» WHAT YOU SHOULD DO:
Quote every line of the material beneath this one.

Saved entries

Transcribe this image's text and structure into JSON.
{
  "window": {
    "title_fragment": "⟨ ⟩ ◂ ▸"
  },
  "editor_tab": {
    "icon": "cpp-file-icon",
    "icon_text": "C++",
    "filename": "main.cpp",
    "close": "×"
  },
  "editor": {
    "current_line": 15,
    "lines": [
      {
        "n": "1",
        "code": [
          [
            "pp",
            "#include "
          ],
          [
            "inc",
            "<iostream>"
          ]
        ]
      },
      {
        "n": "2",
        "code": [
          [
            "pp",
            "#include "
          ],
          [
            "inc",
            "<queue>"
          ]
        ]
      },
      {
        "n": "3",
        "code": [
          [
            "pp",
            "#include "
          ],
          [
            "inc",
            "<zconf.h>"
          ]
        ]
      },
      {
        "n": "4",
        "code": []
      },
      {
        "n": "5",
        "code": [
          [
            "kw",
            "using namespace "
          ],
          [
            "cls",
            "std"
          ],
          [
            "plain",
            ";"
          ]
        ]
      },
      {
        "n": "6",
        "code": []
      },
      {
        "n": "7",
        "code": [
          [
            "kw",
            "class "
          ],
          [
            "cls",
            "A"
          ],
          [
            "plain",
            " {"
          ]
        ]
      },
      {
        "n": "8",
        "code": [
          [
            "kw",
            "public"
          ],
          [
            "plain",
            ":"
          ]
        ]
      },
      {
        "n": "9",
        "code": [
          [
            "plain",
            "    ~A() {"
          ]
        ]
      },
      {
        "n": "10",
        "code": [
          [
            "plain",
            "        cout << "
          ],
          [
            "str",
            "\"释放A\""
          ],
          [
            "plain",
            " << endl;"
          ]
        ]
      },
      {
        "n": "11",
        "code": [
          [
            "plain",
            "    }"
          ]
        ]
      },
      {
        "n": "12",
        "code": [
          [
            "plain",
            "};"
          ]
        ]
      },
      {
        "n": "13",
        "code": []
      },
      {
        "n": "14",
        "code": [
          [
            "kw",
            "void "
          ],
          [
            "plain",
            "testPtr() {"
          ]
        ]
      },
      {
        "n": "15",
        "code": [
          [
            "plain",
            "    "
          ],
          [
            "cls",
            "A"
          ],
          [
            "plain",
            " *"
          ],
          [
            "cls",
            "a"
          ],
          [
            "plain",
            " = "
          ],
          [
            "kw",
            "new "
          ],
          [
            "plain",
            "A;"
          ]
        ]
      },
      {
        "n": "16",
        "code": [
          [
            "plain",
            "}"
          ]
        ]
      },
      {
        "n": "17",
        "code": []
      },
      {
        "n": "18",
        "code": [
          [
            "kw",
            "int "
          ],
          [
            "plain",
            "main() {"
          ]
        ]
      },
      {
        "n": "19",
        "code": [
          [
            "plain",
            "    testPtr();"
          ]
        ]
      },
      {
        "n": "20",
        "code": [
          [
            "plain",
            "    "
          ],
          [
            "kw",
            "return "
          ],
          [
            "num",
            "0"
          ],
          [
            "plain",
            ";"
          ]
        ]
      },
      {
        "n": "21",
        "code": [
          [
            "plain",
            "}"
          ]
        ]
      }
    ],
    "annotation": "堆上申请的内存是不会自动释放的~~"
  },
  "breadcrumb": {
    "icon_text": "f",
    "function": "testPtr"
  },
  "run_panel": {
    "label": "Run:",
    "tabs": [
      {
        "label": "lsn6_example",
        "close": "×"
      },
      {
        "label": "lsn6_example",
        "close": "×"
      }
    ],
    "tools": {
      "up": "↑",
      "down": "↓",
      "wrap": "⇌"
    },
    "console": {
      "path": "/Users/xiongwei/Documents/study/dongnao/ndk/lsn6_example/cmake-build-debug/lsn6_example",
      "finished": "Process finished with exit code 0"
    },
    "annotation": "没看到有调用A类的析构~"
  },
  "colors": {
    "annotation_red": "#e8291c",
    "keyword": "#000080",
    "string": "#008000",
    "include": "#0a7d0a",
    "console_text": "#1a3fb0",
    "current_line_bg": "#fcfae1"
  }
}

» RESPONSE:
Transcribe this image's text and structure into JSON.
{
  "window": {
    "title_fragment": "⟨ ⟩ ◂ ▸"
  },
  "editor_tab": {
    "icon": "cpp-file-icon",
    "icon_text": "C++",
    "filename": "main.cpp",
    "close": "×"
  },
  "editor": {
    "current_line": 15,
    "lines": [
      {
        "n": "1",
        "code": [
          [
            "pp",
            "#include "
          ],
          [
            "inc",
            "<iostream>"
          ]
        ]
      },
      {
        "n": "2",
        "code": [
          [
            "pp",
            "#include "
          ],
          [
            "inc",
            "<queue>"
          ]
        ]
      },
      {
        "n": "3",
        "code": [
          [
            "pp",
            "#include "
          ],
          [
            "inc",
            "<zconf.h>"
          ]
        ]
      },
      {
        "n": "4",
        "code": []
      },
      {
        "n": "5",
        "code": [
          [
            "kw",
            "using namespace "
          ],
          [
            "cls",
            "std"
          ],
          [
            "plain",
            ";"
          ]
        ]
      },
      {
        "n": "6",
        "code": []
      },
      {
        "n": "7",
        "code": [
          [
            "kw",
            "class "
          ],
          [
            "cls",
            "A"
          ],
          [
            "plain",
            " {"
          ]
        ]
      },
      {
        "n": "8",
        "code": [
          [
            "kw",
            "public"
          ],
          [
            "plain",
            ":"
          ]
        ]
      },
      {
        "n": "9",
        "code": [
          [
            "plain",
            "    ~A() {"
          ]
        ]
      },
      {
        "n": "10",
        "code": [
          [
            "plain",
            "        cout << "
          ],
          [
            "str",
            "\"释放A\""
          ],
          [
            "plain",
            " << endl;"
          ]
        ]
      },
      {
        "n": "11",
        "code": [
          [
            "plain",
            "    }"
          ]
        ]
      },
      {
        "n": "12",
        "code": [
          [
            "plain",
            "};"
          ]
        ]
      },
      {
        "n": "13",
        "code": []
      },
      {
        "n": "14",
        "code": [
          [
            "kw",
            "void "
          ],
          [
            "plain",
            "testPtr() {"
          ]
        ]
      },
      {
        "n": "15",
        "code": [
          [
            "plain",
            "    "
          ],
          [
            "cls",
            "A"
          ],
          [
            "plain",
            " *"
          ],
          [
            "cls",
            "a"
          ],
          [
            "plain",
            " = "
          ],
          [
            "kw",
            "new "
          ],
          [
            "plain",
            "A;"
          ]
        ]
      },
      {
        "n": "16",
        "code": [
          [
            "plain",
            "}"
          ]
        ]
      },
      {
        "n": "17",
        "code": []
      },
      {
        "n": "18",
        "code": [
          [
            "kw",
            "int "
          ],
          [
            "plain",
            "main() {"
          ]
        ]
      },
      {
        "n": "19",
        "code": [
          [
            "plain",
            "    testPtr();"
          ]
        ]
      },
      {
        "n": "20",
        "code": [
          [
            "plain",
            "    "
          ],
          [
            "kw",
            "return "
          ],
          [
            "num",
            "0"
          ],
          [
            "plain",
            ";"
          ]
        ]
      },
      {
        "n": "21",
        "code": [
          [
            "plain",
            "}"
          ]
        ]
      }
    ],
    "annotation": "堆上申请的内存是不会自动释放的~~"
  },
  "breadcrumb": {
    "icon_text": "f",
    "function": "testPtr"
  },
  "run_panel": {
    "label": "Run:",
    "tabs": [
      {
        "label": "lsn6_example",
        "close": "×"
      },
      {
        "label": "lsn6_example",
        "close": "×"
      }
    ],
    "tools": {
      "up": "↑",
      "down": "↓",
      "wrap": "⇌"
    },
    "console": {
      "path": "/Users/xiongwei/Documents/study/dongnao/ndk/lsn6_example/cmake-build-debug/lsn6_example",
      "finished": "Process finished with exit code 0"
    },
    "annotation": "没看到有调用A类的析构~"
  },
  "colors": {
    "annotation_red": "#e8291c",
    "keyword": "#000080",
    "string": "#008000",
    "include": "#0a7d0a",
    "console_text": "#1a3fb0",
    "current_line_bg": "#fcfae1"
  }
}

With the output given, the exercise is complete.